> _DATASET RECORDS_

· · · · ·

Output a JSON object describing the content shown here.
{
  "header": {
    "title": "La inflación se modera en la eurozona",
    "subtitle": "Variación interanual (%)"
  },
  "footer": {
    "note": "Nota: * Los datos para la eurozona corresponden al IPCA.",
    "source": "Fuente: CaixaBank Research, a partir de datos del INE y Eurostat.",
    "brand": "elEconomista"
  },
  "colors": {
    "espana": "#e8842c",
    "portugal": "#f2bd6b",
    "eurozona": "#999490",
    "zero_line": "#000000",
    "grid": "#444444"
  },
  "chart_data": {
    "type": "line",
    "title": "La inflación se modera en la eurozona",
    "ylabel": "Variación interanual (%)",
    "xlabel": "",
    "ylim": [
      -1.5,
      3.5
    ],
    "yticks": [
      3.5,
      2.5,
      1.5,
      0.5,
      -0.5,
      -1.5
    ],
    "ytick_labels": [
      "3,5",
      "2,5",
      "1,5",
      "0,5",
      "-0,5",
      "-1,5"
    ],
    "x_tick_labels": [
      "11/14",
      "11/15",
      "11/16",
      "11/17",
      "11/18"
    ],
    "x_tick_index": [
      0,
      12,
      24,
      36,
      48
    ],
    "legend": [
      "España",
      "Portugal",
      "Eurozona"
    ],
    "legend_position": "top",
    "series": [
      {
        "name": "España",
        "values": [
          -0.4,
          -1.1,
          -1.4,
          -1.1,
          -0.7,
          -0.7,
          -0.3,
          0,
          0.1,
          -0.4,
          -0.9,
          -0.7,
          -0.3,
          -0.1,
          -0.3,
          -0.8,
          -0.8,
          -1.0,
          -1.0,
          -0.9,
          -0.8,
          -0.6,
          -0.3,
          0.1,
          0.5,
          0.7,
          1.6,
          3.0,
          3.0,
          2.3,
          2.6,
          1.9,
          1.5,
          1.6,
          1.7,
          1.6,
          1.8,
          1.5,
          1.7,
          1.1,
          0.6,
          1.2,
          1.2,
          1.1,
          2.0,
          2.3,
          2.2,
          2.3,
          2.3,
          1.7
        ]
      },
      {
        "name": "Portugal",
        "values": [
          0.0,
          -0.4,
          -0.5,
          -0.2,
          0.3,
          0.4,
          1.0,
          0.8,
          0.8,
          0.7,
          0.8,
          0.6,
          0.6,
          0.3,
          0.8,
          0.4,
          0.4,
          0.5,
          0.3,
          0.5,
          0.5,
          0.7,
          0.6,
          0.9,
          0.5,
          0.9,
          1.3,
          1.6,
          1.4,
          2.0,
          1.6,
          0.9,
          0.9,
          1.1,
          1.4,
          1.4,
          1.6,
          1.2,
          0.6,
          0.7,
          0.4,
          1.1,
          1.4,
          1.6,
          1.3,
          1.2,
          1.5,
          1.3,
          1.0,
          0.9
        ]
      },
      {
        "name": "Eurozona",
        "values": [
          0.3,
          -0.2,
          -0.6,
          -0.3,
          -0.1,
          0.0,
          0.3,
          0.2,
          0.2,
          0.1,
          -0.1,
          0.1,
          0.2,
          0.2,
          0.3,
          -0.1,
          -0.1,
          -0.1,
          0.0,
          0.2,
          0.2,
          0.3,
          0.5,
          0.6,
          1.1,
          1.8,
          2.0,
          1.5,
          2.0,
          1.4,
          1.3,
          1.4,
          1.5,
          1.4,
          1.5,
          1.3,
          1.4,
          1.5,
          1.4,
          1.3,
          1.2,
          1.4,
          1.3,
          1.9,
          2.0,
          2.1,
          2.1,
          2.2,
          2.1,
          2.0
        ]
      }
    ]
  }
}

· · · · ·

> _DIRECTION_
In the records above, find each line holding "Variación" and copy it.

> _FINISHED ANSWER_
    "subtitle": "Variación interanual (%)"
    "ylabel": "Variación interanual (%)",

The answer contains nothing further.